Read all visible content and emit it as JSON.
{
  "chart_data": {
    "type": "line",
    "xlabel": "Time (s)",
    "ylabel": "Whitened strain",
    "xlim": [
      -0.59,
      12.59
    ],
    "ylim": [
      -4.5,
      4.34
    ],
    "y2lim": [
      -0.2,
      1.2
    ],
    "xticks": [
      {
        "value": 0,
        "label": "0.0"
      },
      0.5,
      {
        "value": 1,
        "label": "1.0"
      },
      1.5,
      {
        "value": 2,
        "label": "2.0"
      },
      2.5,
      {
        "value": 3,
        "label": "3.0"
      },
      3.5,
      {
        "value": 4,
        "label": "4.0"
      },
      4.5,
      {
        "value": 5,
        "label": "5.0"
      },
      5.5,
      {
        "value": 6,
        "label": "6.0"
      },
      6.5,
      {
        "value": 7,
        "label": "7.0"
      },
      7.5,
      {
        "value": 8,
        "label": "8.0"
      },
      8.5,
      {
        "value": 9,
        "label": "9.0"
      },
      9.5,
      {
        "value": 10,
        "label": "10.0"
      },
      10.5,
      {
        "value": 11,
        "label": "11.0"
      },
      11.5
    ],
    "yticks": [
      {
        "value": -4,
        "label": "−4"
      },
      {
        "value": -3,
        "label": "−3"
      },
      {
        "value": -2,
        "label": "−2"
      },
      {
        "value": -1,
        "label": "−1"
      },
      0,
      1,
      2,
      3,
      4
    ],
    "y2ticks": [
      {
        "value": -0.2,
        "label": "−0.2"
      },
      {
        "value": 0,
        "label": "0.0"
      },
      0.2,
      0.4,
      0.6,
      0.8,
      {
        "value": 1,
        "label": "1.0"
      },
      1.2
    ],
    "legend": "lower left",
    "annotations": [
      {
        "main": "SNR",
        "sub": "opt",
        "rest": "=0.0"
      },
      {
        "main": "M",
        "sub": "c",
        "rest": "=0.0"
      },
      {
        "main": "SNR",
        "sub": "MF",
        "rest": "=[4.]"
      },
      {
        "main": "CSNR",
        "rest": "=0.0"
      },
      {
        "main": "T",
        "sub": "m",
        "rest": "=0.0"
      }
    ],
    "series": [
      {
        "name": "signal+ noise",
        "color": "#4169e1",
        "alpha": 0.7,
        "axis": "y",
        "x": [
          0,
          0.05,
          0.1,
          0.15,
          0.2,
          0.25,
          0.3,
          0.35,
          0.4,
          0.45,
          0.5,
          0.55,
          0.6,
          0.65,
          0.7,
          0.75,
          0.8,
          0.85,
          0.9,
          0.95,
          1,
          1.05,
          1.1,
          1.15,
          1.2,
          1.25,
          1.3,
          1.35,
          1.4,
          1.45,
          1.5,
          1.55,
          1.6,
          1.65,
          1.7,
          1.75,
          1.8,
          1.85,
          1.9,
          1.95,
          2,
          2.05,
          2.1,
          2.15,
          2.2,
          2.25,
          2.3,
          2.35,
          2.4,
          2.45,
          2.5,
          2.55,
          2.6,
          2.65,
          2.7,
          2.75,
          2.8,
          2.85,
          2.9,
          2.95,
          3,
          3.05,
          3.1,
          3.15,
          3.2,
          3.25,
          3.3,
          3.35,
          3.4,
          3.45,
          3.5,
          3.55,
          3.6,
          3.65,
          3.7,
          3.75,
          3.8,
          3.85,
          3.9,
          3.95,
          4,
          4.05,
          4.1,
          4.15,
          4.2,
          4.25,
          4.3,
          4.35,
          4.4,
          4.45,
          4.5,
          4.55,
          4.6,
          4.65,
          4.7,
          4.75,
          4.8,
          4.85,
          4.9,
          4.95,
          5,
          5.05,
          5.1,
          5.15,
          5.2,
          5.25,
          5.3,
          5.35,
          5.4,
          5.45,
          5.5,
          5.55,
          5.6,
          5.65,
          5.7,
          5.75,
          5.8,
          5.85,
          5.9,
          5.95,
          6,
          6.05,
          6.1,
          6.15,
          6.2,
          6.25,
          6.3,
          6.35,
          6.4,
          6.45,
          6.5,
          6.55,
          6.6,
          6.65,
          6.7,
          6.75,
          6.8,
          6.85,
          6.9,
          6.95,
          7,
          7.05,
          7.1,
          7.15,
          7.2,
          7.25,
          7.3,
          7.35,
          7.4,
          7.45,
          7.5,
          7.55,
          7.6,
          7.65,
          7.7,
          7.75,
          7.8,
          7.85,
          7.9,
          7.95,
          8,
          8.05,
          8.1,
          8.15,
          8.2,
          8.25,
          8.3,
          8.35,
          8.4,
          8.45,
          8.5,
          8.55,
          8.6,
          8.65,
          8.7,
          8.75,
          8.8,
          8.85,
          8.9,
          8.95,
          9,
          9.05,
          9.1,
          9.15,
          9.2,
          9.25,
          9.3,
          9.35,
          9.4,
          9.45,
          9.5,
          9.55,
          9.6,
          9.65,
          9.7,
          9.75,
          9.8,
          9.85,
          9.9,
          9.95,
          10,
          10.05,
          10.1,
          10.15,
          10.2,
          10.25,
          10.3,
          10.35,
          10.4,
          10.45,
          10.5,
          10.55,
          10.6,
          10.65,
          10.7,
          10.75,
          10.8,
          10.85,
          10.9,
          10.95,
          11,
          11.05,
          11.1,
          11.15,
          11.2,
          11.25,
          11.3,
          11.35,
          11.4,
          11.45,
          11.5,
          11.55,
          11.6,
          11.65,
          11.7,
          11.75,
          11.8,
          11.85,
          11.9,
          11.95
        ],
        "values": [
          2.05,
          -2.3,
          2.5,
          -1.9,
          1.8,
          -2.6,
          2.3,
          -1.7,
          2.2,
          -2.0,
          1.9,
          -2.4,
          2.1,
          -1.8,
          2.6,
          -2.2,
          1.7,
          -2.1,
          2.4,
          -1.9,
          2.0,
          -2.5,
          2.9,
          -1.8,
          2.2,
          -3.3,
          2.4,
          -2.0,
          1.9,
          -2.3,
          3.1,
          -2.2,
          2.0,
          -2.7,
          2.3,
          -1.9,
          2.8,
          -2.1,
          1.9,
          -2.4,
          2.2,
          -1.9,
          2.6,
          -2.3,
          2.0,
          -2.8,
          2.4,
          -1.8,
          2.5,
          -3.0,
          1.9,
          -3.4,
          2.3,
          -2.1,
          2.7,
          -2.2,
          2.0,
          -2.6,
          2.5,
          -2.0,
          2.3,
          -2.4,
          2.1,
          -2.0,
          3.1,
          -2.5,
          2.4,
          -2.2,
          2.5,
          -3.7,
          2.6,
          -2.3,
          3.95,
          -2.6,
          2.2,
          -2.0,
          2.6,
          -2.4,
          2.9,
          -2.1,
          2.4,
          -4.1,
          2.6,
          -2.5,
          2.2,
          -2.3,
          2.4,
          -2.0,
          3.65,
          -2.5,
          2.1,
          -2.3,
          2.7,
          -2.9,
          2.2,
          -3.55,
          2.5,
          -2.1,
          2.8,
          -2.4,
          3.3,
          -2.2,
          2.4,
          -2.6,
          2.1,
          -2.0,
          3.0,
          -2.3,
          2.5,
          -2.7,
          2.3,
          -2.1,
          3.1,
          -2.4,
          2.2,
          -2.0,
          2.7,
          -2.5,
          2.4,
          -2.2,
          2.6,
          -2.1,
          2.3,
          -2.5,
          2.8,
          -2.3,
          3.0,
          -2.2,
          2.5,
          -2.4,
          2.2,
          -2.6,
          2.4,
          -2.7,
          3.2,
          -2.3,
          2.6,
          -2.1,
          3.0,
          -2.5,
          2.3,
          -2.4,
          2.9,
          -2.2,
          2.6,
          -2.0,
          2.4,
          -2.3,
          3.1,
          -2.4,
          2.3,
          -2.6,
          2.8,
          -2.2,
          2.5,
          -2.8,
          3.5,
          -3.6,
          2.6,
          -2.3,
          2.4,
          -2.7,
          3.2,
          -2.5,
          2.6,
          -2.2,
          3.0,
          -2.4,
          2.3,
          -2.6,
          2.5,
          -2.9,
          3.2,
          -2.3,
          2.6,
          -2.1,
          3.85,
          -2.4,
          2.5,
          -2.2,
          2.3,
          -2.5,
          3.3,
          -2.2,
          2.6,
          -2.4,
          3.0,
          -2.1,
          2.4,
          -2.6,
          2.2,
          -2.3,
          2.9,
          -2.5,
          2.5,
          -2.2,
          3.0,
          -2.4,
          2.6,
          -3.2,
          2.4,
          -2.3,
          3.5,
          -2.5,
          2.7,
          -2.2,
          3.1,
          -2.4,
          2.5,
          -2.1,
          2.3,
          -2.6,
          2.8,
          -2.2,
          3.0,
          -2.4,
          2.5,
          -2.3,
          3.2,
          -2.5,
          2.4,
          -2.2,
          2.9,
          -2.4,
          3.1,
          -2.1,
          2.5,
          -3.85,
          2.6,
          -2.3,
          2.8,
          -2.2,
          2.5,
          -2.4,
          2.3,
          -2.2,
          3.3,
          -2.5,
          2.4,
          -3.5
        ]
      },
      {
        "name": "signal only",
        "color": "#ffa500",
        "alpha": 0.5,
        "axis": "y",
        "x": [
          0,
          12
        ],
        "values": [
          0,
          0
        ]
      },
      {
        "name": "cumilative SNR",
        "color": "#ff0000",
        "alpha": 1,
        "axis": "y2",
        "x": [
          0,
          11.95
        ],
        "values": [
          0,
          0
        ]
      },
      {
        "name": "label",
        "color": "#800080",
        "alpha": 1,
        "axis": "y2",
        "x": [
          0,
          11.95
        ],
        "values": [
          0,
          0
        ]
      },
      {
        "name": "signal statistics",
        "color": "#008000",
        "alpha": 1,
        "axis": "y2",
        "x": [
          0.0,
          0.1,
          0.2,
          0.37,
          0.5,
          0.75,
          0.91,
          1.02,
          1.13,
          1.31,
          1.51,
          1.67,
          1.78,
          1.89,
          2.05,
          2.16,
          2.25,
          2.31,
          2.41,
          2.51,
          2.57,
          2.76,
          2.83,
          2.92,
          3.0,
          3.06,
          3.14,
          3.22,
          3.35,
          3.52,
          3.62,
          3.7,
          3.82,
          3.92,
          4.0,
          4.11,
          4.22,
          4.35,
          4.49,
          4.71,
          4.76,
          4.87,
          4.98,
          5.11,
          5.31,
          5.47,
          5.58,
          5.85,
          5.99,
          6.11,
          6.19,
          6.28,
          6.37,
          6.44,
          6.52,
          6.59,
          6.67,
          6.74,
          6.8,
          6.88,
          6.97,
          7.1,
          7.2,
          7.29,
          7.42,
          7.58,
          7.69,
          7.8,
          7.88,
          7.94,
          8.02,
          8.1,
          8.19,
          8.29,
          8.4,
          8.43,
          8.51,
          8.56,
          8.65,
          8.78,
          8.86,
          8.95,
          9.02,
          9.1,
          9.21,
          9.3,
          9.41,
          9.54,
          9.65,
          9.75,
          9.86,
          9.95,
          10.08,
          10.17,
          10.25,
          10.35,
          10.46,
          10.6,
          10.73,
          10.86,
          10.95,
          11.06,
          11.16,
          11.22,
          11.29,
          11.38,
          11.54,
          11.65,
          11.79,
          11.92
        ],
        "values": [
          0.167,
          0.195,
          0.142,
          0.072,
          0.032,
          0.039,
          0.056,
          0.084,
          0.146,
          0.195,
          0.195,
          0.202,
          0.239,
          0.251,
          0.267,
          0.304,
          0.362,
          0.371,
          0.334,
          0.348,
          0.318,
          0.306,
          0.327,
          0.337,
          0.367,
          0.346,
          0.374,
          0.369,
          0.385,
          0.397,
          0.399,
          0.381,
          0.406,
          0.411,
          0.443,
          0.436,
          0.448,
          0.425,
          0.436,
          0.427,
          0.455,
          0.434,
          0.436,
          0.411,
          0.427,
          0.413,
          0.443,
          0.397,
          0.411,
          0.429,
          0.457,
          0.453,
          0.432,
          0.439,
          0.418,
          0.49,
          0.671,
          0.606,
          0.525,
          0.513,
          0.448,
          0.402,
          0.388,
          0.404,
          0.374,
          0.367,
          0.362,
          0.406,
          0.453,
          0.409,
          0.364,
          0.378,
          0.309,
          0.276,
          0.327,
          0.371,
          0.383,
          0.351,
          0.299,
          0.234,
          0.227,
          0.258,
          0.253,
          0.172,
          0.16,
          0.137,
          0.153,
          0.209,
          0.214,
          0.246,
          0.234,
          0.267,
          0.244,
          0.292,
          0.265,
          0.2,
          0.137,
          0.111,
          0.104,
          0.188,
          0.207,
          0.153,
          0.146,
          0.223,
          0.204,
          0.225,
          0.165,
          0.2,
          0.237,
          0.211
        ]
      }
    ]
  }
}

## Objective
Gather each line from the entries above that includes the word "color".

## Completed task
        "color": "#4169e1",
        "color": "#ffa500",
        "color": "#ff0000",
        "color": "#800080",
        "color": "#008000",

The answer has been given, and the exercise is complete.